**Exercise description**
Go through the listing and copy each line with the string "Felix".

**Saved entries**

--------

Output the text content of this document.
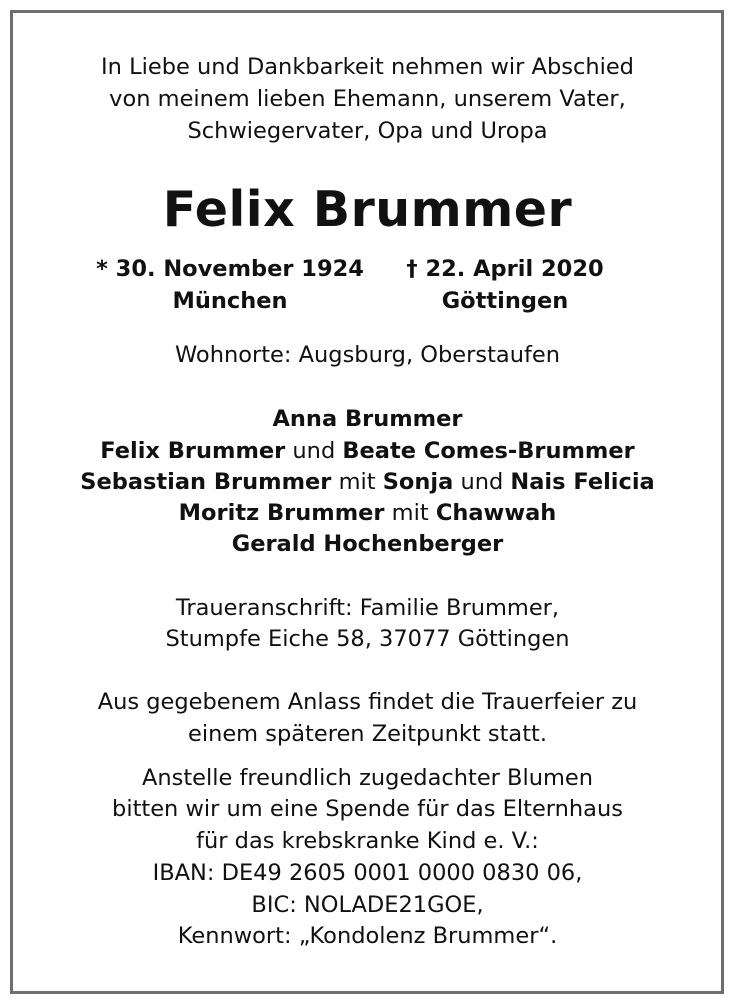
In Liebe und Dankbarkeit nehmen wir Abschied
von meinem lieben Ehemann, unserem Vater,
Schwiegervater, Opa und Uropa
Felix Brummer
* 30. November 1924
München
† 22. April 2020
Göttingen
Wohnorte: Augsburg, Oberstaufen
Anna Brummer
Felix Brummer und Beate Comes-Brummer
Sebastian Brummer mit Sonja und Nais Felicia
Moritz Brummer mit Chawwah
Gerald Hochenberger
Traueranschrift: Familie Brummer,
Stumpfe Eiche 58, 37077 Göttingen
Aus gegebenem Anlass findet die Trauerfeier zu
einem späteren Zeitpunkt statt.
Anstelle freundlich zugedachter Blumen
bitten wir um eine Spende für das Elternhaus
für das krebskranke Kind e. V.:
IBAN: DE49 2605 0001 0000 0830 06,
BIC: NOLADE21GOE,
Kennwort: „Kondolenz Brummer“.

--------

**Full answer**
Felix Brummer
Felix Brummer und Beate Comes-Brummer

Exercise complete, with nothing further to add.